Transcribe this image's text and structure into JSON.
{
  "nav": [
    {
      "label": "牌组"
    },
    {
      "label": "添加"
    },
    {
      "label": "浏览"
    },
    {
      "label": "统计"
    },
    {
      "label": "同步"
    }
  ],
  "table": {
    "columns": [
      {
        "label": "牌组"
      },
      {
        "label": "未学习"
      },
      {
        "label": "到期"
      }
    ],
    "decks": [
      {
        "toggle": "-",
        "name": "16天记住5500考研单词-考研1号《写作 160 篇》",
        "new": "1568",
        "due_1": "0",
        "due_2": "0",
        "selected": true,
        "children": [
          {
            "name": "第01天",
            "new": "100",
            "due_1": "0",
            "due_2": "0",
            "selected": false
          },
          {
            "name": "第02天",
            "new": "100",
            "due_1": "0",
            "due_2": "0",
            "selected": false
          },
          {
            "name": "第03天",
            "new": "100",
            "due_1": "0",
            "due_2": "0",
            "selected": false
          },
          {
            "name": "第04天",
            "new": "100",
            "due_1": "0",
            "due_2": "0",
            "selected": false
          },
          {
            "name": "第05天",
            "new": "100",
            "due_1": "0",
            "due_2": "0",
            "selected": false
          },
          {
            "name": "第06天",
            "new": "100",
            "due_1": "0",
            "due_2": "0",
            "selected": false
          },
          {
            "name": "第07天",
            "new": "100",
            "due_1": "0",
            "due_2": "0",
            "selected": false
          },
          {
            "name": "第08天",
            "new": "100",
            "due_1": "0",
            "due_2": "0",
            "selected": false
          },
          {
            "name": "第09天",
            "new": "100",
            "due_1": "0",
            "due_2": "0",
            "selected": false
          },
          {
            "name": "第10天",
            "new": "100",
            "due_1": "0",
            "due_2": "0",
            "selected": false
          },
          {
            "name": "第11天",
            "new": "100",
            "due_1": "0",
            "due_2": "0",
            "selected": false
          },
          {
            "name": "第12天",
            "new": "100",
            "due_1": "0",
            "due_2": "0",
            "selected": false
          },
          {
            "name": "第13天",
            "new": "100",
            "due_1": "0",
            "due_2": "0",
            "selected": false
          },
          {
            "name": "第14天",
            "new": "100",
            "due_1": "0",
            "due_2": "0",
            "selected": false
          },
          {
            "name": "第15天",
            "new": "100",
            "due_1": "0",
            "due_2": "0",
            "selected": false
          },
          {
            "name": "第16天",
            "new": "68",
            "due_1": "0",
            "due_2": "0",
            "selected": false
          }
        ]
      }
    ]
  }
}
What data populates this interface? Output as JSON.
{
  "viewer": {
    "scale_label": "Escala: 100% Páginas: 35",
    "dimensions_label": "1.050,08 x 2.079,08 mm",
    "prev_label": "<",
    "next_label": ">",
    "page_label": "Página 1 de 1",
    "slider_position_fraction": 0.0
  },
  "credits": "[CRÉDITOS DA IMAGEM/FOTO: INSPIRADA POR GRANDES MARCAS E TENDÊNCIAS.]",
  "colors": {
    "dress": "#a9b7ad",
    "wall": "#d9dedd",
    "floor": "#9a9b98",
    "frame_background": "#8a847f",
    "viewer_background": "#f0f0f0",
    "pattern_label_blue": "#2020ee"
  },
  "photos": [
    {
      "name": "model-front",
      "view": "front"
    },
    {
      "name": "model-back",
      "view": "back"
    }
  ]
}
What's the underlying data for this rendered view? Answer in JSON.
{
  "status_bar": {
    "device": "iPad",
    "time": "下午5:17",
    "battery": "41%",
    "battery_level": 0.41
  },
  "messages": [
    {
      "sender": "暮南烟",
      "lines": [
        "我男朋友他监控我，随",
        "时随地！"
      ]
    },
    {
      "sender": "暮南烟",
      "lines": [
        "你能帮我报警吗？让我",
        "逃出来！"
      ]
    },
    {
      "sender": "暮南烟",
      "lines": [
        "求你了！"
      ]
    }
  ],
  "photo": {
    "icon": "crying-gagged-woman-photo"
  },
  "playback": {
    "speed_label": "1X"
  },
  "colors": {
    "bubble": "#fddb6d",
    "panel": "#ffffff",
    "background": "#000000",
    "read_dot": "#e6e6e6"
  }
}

Required task ->
Please reproduce every line of the material word for word.

Solved exercise ->
Transcribe this image's text and structure into JSON.
{
  "nav": [
    {
      "label": "牌组"
    },
    {
      "label": "添加"
    },
    {
      "label": "浏览"
    },
    {
      "label": "统计"
    },
    {
      "label": "同步"
    }
  ],
  "table": {
    "columns": [
      {
        "label": "牌组"
      },
      {
        "label": "未学习"
      },
      {
        "label": "到期"
      }
    ],
    "decks": [
      {
        "toggle": "-",
        "name": "16天记住5500考研单词-考研1号《写作 160 篇》",
        "new": "1568",
        "due_1": "0",
        "due_2": "0",
        "selected": true,
        "children": [
          {
            "name": "第01天",
            "new": "100",
            "due_1": "0",
            "due_2": "0",
            "selected": false
          },
          {
            "name": "第02天",
            "new": "100",
            "due_1": "0",
            "due_2": "0",
            "selected": false
          },
          {
            "name": "第03天",
            "new": "100",
            "due_1": "0",
            "due_2": "0",
            "selected": false
          },
          {
            "name": "第04天",
            "new": "100",
            "due_1": "0",
            "due_2": "0",
            "selected": false
          },
          {
            "name": "第05天",
            "new": "100",
            "due_1": "0",
            "due_2": "0",
            "selected": false
          },
          {
            "name": "第06天",
            "new": "100",
            "due_1": "0",
            "due_2": "0",
            "selected": false
          },
          {
            "name": "第07天",
            "new": "100",
            "due_1": "0",
            "due_2": "0",
            "selected": false
          },
          {
            "name": "第08天",
            "new": "100",
            "due_1": "0",
            "due_2": "0",
            "selected": false
          },
          {
            "name": "第09天",
            "new": "100",
            "due_1": "0",
            "due_2": "0",
            "selected": false
          },
          {
            "name": "第10天",
            "new": "100",
            "due_1": "0",
            "due_2": "0",
            "selected": false
          },
          {
            "name": "第11天",
            "new": "100",
            "due_1": "0",
            "due_2": "0",
            "selected": false
          },
          {
            "name": "第12天",
            "new": "100",
            "due_1": "0",
            "due_2": "0",
            "selected": false
          },
          {
            "name": "第13天",
            "new": "100",
            "due_1": "0",
            "due_2": "0",
            "selected": false
          },
          {
            "name": "第14天",
            "new": "100",
            "due_1": "0",
            "due_2": "0",
            "selected": false
          },
          {
            "name": "第15天",
            "new": "100",
            "due_1": "0",
            "due_2": "0",
            "selected": false
          },
          {
            "name": "第16天",
            "new": "68",
            "due_1": "0",
            "due_2": "0",
            "selected": false
          }
        ]
      }
    ]
  }
}
What data populates this interface? Output as JSON.
{
  "viewer": {
    "scale_label": "Escala: 100% Páginas: 35",
    "dimensions_label": "1.050,08 x 2.079,08 mm",
    "prev_label": "<",
    "next_label": ">",
    "page_label": "Página 1 de 1",
    "slider_position_fraction": 0.0
  },
  "credits": "[CRÉDITOS DA IMAGEM/FOTO: INSPIRADA POR GRANDES MARCAS E TENDÊNCIAS.]",
  "colors": {
    "dress": "#a9b7ad",
    "wall": "#d9dedd",
    "floor": "#9a9b98",
    "frame_background": "#8a847f",
    "viewer_background": "#f0f0f0",
    "pattern_label_blue": "#2020ee"
  },
  "photos": [
    {
      "name": "model-front",
      "view": "front"
    },
    {
      "name": "model-back",
      "view": "back"
    }
  ]
}
What's the underlying data for this rendered view? Answer in JSON.
{
  "status_bar": {
    "device": "iPad",
    "time": "下午5:17",
    "battery": "41%",
    "battery_level": 0.41
  },
  "messages": [
    {
      "sender": "暮南烟",
      "lines": [
        "我男朋友他监控我，随",
        "时随地！"
      ]
    },
    {
      "sender": "暮南烟",
      "lines": [
        "你能帮我报警吗？让我",
        "逃出来！"
      ]
    },
    {
      "sender": "暮南烟",
      "lines": [
        "求你了！"
      ]
    }
  ],
  "photo": {
    "icon": "crying-gagged-woman-photo"
  },
  "playback": {
    "speed_label": "1X"
  },
  "colors": {
    "bubble": "#fddb6d",
    "panel": "#ffffff",
    "background": "#000000",
    "read_dot": "#e6e6e6"
  }
}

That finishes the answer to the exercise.